**What is being asked**
Records follow. Select each line holding "color".

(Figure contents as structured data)
-.-.-
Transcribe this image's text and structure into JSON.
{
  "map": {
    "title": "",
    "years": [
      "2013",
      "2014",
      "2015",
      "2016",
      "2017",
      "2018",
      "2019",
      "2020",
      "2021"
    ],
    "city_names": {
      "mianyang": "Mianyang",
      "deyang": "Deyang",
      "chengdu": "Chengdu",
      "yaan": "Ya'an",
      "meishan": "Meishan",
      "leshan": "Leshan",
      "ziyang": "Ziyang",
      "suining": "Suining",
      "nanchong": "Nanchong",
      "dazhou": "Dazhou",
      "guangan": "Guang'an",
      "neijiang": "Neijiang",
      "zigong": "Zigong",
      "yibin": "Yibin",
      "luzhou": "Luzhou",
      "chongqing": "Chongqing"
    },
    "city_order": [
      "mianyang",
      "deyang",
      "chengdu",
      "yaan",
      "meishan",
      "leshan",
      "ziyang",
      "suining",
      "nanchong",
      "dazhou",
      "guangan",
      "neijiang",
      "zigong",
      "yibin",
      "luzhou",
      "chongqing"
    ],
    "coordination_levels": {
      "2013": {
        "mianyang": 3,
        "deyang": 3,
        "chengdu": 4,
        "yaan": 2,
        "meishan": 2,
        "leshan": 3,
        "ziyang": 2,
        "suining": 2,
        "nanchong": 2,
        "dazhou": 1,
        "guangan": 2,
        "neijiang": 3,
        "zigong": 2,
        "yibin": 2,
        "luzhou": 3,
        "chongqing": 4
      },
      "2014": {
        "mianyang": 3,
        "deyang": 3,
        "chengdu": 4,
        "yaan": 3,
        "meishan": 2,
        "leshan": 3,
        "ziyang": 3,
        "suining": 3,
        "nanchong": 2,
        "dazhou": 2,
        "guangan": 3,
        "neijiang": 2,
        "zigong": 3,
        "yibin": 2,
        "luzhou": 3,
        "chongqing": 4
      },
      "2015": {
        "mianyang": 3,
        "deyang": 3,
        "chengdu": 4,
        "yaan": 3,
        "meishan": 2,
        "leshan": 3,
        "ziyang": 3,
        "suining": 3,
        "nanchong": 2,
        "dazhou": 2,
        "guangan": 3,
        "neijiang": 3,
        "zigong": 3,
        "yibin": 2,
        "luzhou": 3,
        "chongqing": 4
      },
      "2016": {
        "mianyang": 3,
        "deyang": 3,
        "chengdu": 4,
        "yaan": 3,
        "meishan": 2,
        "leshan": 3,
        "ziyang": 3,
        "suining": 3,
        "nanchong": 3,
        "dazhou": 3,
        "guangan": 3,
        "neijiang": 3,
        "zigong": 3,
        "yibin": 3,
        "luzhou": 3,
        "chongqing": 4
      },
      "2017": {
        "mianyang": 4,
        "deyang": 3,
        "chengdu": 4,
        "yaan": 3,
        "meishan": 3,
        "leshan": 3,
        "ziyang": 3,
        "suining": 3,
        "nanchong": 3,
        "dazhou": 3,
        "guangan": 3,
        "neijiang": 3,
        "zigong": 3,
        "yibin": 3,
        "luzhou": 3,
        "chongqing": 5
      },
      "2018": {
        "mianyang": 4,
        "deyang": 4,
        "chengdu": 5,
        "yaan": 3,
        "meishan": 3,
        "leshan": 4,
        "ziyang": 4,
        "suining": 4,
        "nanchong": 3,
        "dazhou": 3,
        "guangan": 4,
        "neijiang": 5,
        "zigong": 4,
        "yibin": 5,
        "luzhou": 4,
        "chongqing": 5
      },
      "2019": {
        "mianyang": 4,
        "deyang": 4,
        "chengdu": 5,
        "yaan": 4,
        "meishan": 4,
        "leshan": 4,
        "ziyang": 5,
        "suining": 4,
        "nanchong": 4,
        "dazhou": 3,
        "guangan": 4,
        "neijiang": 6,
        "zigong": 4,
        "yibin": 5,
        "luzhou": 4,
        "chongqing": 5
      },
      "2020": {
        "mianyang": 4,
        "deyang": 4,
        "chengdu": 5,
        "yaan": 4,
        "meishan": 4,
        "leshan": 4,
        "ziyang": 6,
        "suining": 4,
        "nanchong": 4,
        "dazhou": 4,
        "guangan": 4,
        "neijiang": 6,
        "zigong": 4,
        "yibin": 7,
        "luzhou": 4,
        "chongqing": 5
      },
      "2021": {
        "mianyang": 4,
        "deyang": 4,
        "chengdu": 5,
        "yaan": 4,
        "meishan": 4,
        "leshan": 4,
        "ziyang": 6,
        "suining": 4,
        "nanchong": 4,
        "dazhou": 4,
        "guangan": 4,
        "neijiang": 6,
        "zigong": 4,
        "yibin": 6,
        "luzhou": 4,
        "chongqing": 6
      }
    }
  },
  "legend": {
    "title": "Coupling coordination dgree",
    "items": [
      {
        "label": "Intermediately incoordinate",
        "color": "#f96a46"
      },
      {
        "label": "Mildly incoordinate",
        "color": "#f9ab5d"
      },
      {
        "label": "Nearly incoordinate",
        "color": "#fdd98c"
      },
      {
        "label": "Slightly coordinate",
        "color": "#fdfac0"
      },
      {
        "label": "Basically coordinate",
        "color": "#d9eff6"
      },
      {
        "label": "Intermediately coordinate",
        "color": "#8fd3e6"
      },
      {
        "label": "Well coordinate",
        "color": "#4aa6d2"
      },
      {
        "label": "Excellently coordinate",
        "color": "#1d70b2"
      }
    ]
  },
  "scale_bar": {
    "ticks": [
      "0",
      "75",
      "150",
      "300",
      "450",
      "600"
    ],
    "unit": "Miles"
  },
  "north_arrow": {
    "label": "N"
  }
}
-.-.-
**Task response**
        "color": "#f96a46"
        "color": "#f9ab5d"
        "color": "#fdd98c"
        "color": "#fdfac0"
        "color": "#d9eff6"
        "color": "#8fd3e6"
        "color": "#4aa6d2"
        "color": "#1d70b2"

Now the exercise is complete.